Available data:
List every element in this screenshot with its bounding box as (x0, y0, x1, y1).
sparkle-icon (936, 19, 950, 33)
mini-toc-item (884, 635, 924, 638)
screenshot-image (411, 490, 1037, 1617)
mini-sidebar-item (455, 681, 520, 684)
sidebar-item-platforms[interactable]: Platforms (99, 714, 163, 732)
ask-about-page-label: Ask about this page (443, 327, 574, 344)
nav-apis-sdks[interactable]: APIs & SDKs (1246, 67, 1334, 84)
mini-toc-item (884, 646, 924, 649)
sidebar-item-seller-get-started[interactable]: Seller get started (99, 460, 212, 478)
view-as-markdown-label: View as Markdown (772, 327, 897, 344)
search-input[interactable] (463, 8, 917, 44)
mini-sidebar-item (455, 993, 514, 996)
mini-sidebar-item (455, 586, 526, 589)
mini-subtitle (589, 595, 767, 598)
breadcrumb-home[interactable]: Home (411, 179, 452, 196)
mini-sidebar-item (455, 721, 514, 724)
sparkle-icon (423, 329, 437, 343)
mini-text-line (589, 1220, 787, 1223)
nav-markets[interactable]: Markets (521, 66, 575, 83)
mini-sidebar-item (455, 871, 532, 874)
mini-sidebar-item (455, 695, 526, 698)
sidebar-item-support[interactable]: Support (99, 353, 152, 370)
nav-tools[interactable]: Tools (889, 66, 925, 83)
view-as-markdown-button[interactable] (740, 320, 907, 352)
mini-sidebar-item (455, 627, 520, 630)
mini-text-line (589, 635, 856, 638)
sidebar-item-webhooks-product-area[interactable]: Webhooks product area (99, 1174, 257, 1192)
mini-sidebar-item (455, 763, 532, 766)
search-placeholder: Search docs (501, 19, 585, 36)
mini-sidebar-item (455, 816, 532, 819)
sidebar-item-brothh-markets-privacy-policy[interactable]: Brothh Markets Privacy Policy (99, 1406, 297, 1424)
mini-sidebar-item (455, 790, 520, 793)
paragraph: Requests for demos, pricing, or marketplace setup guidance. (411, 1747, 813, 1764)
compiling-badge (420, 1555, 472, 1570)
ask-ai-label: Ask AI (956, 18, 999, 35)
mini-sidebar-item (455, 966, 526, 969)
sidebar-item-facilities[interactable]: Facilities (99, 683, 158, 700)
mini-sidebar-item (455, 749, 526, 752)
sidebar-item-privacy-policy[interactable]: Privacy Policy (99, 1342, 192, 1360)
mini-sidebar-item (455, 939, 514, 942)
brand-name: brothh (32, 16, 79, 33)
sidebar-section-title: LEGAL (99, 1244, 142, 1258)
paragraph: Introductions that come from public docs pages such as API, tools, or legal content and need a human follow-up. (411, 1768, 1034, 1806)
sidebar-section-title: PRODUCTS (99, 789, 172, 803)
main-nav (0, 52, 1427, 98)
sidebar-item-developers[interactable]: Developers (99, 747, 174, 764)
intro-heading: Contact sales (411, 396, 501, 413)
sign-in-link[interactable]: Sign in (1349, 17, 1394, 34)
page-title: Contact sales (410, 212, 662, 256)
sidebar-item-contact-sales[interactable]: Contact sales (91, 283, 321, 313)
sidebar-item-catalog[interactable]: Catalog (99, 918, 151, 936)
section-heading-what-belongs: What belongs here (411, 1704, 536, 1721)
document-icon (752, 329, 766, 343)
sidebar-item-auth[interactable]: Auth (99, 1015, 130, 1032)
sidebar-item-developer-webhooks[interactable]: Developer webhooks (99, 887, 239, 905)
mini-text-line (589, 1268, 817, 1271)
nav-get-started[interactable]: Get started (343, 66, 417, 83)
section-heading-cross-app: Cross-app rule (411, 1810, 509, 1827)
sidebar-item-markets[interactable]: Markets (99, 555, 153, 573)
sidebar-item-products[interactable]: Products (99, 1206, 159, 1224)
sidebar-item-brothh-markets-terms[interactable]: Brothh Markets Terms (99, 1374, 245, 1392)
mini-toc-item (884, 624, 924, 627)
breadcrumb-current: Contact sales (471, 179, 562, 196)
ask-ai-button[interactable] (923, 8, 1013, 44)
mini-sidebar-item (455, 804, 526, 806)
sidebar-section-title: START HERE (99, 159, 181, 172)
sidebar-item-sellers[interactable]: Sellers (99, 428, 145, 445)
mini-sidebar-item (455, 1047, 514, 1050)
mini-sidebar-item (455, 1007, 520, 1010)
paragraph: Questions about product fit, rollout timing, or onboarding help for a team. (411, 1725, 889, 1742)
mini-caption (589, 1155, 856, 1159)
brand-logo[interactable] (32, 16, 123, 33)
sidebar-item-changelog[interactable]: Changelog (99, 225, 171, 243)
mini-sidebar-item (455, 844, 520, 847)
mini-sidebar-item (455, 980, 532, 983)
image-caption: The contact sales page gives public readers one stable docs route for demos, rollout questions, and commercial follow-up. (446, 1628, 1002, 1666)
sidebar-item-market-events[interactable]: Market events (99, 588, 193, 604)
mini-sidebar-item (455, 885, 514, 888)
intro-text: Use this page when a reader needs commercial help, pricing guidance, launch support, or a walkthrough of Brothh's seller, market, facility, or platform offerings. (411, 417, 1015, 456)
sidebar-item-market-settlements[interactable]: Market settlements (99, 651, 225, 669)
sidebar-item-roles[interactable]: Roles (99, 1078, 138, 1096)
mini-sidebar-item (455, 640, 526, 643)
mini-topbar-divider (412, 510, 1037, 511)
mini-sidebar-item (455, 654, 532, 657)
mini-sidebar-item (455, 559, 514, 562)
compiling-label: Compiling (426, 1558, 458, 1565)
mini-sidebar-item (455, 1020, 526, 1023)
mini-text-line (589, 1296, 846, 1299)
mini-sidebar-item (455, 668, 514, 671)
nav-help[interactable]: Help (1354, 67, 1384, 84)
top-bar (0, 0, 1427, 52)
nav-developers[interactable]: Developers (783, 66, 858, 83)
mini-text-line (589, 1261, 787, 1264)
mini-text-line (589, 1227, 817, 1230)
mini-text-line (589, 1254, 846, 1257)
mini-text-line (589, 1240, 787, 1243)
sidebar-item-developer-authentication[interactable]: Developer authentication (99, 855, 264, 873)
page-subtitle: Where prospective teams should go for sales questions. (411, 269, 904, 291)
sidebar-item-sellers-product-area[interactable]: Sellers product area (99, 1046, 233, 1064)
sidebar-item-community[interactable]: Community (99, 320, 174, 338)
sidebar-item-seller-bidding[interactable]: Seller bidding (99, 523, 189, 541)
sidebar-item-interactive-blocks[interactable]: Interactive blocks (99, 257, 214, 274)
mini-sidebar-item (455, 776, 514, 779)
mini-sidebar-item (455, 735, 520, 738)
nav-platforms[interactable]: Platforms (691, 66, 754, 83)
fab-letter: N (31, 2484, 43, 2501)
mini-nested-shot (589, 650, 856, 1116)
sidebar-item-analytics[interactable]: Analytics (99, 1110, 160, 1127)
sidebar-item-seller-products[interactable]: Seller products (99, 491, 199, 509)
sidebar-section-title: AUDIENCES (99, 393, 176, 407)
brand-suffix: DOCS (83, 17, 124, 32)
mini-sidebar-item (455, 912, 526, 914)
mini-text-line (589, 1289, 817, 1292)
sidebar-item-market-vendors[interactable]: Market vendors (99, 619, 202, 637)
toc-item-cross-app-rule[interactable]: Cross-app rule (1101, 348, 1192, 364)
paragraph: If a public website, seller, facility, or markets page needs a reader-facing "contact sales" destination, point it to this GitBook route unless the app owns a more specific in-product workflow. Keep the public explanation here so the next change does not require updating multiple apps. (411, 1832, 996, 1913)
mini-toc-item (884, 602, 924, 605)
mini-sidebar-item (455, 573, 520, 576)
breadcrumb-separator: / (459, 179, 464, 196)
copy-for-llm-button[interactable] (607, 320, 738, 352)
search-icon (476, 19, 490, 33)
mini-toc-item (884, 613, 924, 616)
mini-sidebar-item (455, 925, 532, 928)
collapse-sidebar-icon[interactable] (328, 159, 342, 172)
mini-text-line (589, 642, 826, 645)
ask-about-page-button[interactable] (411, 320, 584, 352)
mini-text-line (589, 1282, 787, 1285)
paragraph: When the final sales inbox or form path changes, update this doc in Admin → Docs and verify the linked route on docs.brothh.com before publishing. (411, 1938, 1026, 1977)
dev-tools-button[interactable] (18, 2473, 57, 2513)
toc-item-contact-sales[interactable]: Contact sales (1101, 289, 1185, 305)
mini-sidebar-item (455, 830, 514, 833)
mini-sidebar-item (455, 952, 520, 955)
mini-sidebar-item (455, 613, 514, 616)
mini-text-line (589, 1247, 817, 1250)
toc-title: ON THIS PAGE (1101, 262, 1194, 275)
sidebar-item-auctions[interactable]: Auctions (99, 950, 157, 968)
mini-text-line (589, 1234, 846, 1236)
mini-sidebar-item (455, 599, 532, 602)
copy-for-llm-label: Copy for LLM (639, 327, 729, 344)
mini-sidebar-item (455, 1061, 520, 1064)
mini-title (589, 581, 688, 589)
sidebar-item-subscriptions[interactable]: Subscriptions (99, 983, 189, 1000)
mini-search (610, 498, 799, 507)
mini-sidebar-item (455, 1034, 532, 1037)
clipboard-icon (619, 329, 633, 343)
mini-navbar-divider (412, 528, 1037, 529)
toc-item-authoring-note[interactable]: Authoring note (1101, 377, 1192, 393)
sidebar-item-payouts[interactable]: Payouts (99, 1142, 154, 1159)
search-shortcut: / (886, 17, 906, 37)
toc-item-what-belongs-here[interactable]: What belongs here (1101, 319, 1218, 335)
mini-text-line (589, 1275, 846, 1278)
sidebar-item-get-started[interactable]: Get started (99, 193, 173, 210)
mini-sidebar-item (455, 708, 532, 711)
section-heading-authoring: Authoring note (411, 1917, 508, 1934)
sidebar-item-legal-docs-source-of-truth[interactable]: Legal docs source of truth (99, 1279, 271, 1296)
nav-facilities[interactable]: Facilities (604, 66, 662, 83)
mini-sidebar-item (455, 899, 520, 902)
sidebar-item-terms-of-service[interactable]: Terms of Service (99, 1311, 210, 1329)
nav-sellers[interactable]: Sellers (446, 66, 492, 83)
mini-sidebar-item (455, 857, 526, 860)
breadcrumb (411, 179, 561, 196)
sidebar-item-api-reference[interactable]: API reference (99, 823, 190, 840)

Task description: Pull out every line of the records above that contains the word "Sellers", and copy each one in full.

The answer:
sidebar-item-sellers[interactable]: Sellers (99, 428, 145, 445)
sidebar-item-sellers-product-area[interactable]: Sellers product area (99, 1046, 233, 1064)
nav-sellers[interactable]: Sellers (446, 66, 492, 83)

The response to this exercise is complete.